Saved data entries

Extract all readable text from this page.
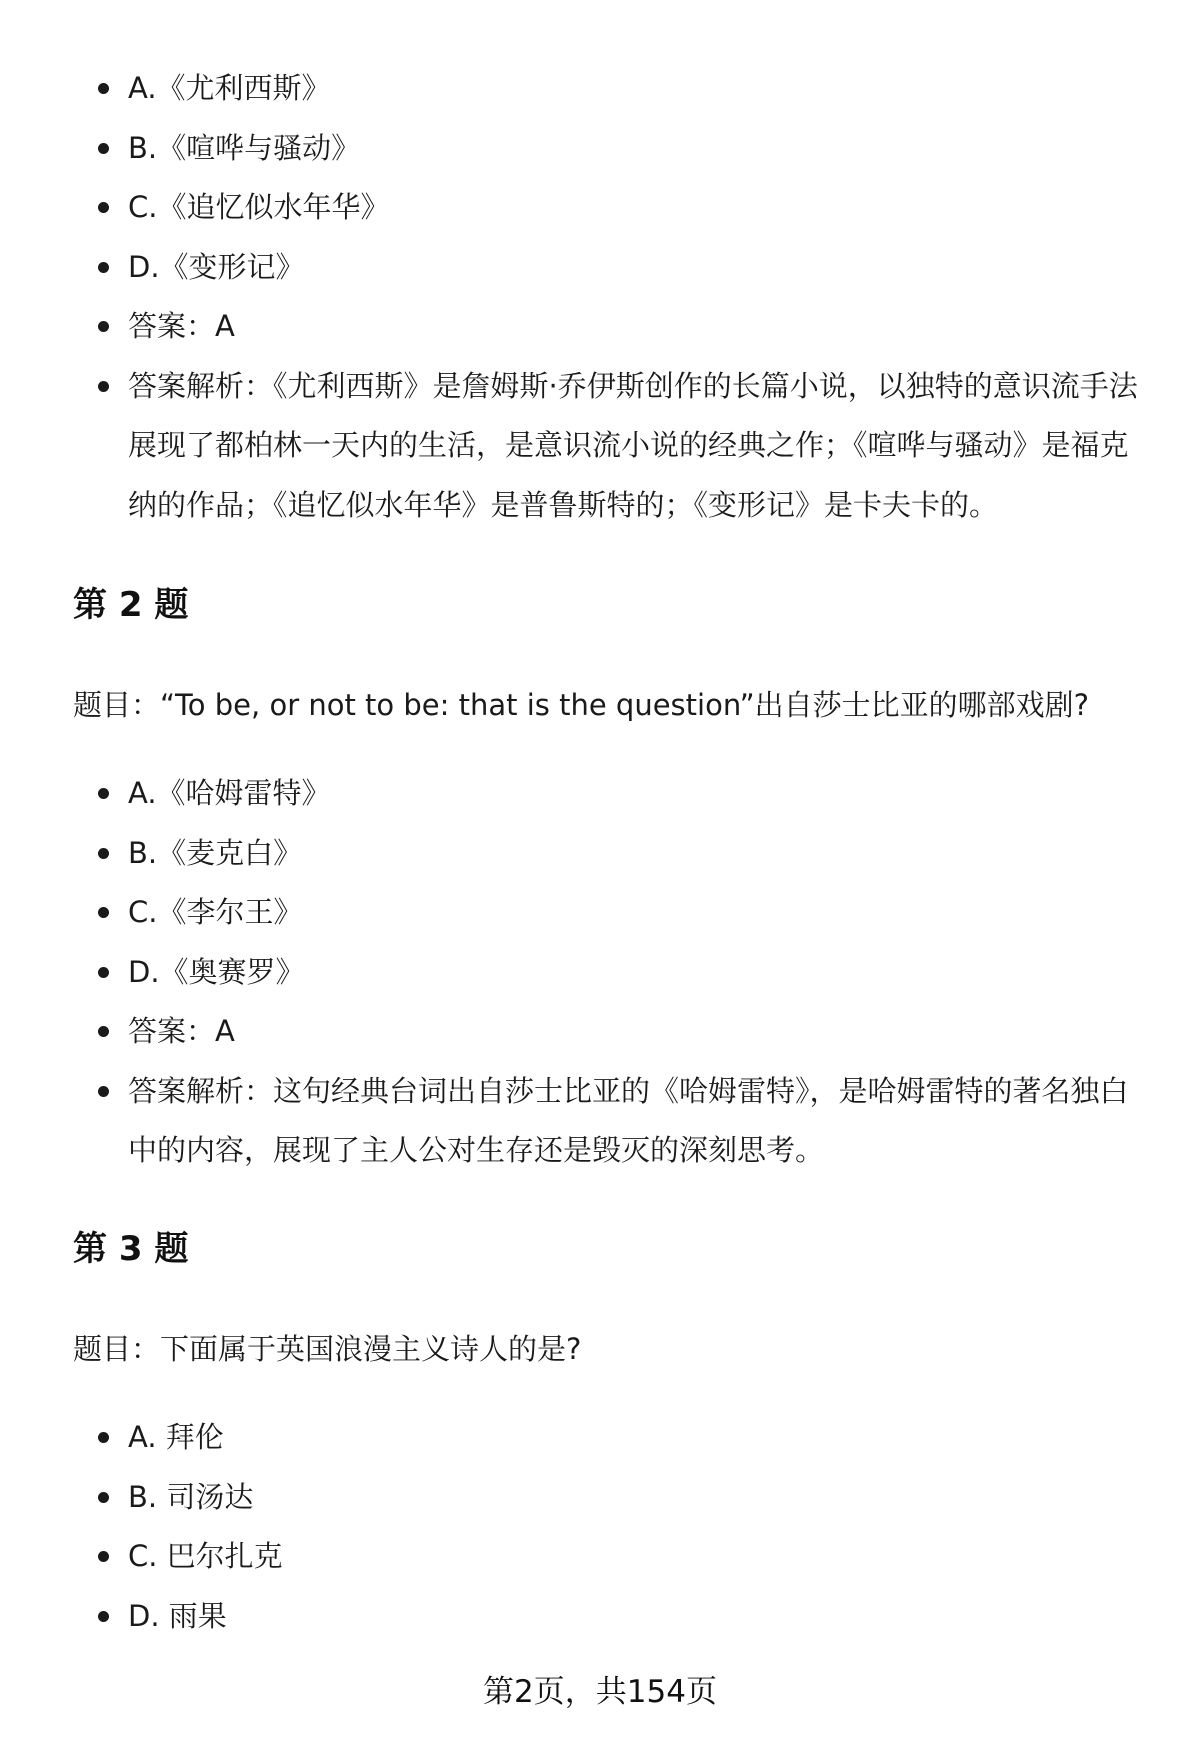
A.《尤利西斯》
B.《喧哗与骚动》
C.《追忆似水年华》
D.《变形记》
答案：A
答案解析：《尤利西斯》是詹姆斯·乔伊斯创作的长篇小说，以独特的意识流手法展现了都柏林一天内的生活，是意识流小说的经典之作；《喧哗与骚动》是福克纳的作品；《追忆似水年华》是普鲁斯特的；《变形记》是卡夫卡的。
第 2 题
题目：“To be, or not to be: that is the question”出自莎士比亚的哪部戏剧?
A.《哈姆雷特》
B.《麦克白》
C.《李尔王》
D.《奥赛罗》
答案：A
答案解析：这句经典台词出自莎士比亚的《哈姆雷特》，是哈姆雷特的著名独白中的内容，展现了主人公对生存还是毁灭的深刻思考。
第 3 题
题目：下面属于英国浪漫主义诗人的是?
A. 拜伦
B. 司汤达
C. 巴尔扎克
D. 雨果
第2页，共154页
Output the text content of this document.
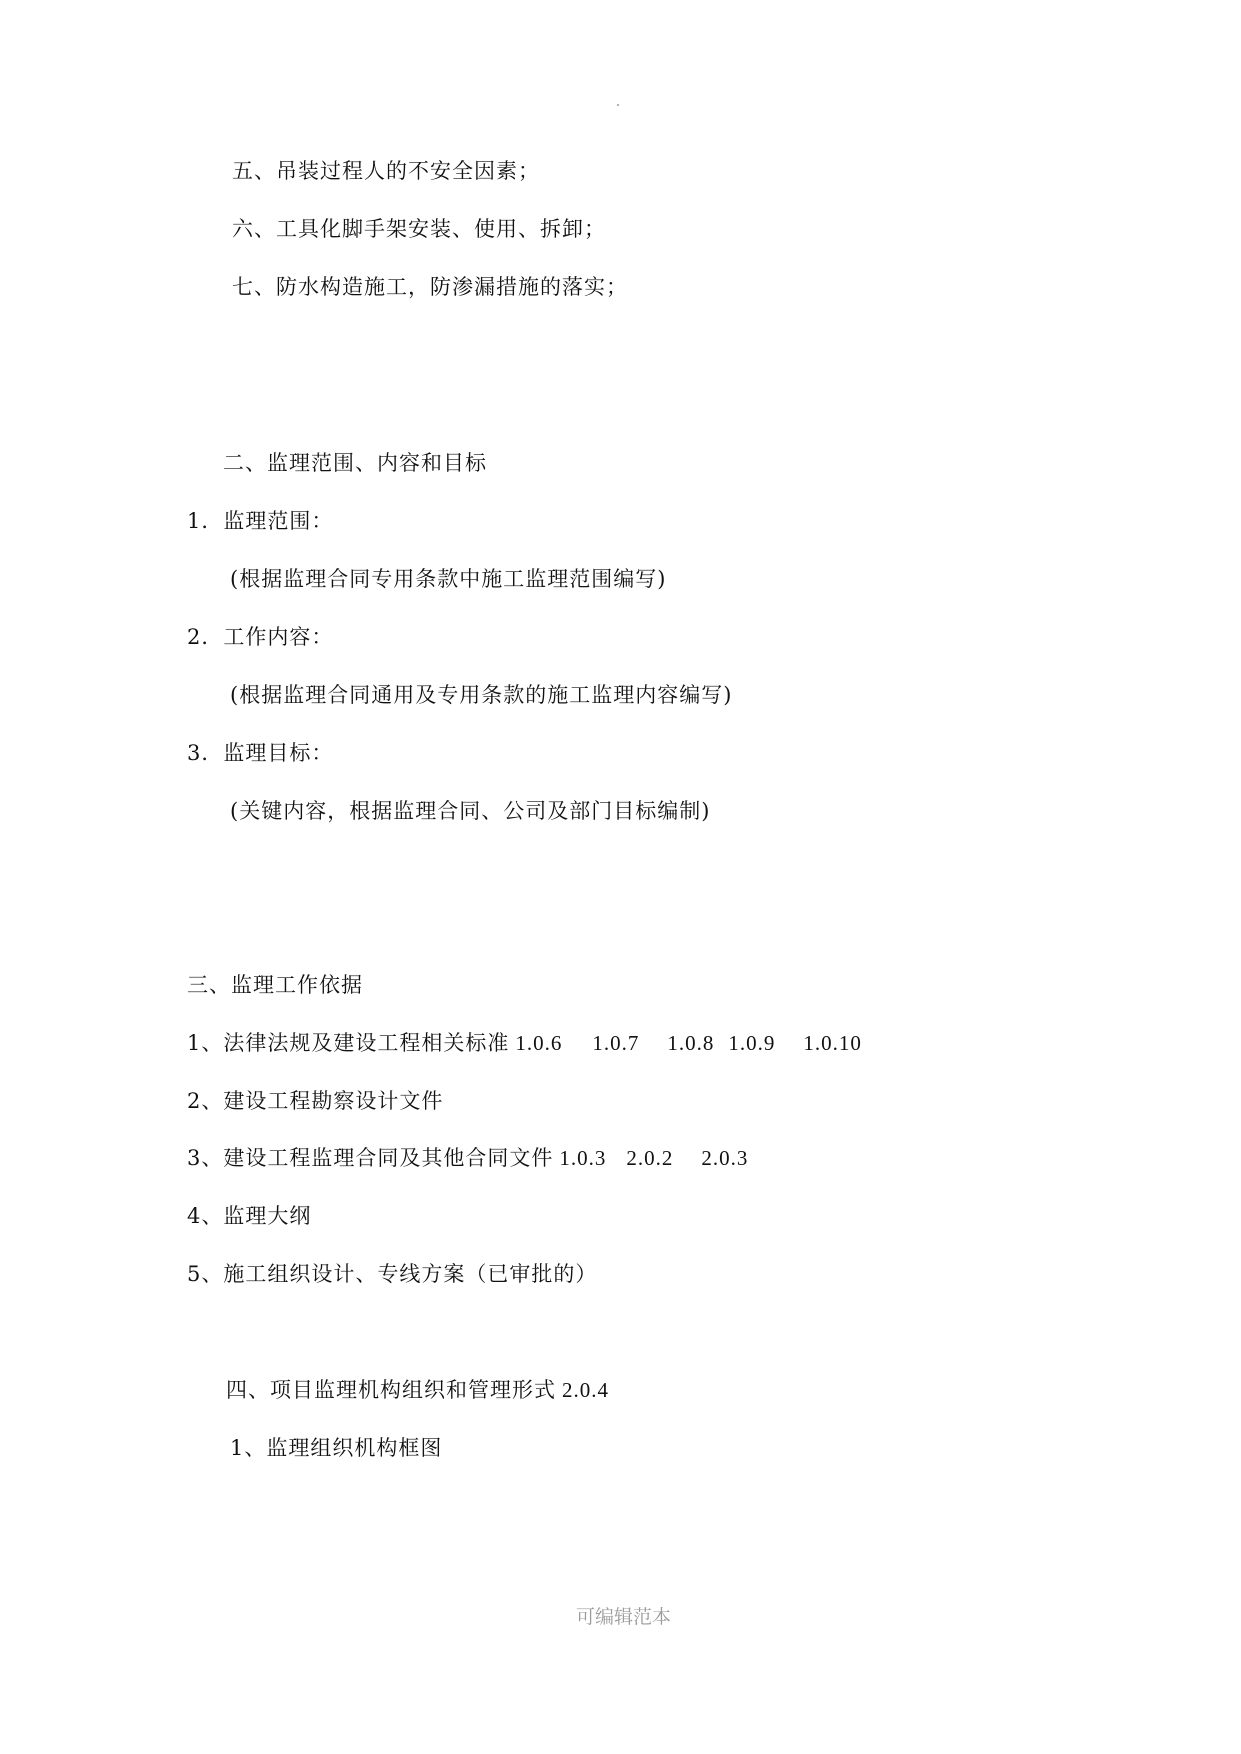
五、吊装过程人的不安全因素；
六、工具化脚手架安装、使用、拆卸；
七、防水构造施工，防渗漏措施的落实；
二、监理范围、内容和目标
1．监理范围：
(根据监理合同专用条款中施工监理范围编写)
2．工作内容：
(根据监理合同通用及专用条款的施工监理内容编写)
3．监理目标：
(关键内容，根据监理合同、公司及部门目标编制)
三、监理工作依据
1、法律法规及建设工程相关标准 1.0.6 1.0.7 1.0.8 1.0.9 1.0.10
2、建设工程勘察设计文件
3、建设工程监理合同及其他合同文件 1.0.3 2.0.2 2.0.3
4、监理大纲
5、施工组织设计、专线方案（已审批的）
四、项目监理机构组织和管理形式 2.0.4
1、监理组织机构框图
可编辑范本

The problem → Only the lines from the one containing "Output the text content of this document." through the last line of the entries above belong in the copy; reproduce them exactly and drop every picture.

Written reply →
Output the text content of this document.
五、吊装过程人的不安全因素；
六、工具化脚手架安装、使用、拆卸；
七、防水构造施工，防渗漏措施的落实；
二、监理范围、内容和目标
1．监理范围：
(根据监理合同专用条款中施工监理范围编写)
2．工作内容：
(根据监理合同通用及专用条款的施工监理内容编写)
3．监理目标：
(关键内容，根据监理合同、公司及部门目标编制)
三、监理工作依据
1、法律法规及建设工程相关标准 1.0.6 1.0.7 1.0.8 1.0.9 1.0.10
2、建设工程勘察设计文件
3、建设工程监理合同及其他合同文件 1.0.3 2.0.2 2.0.3
4、监理大纲
5、施工组织设计、专线方案（已审批的）
四、项目监理机构组织和管理形式 2.0.4
1、监理组织机构框图
可编辑范本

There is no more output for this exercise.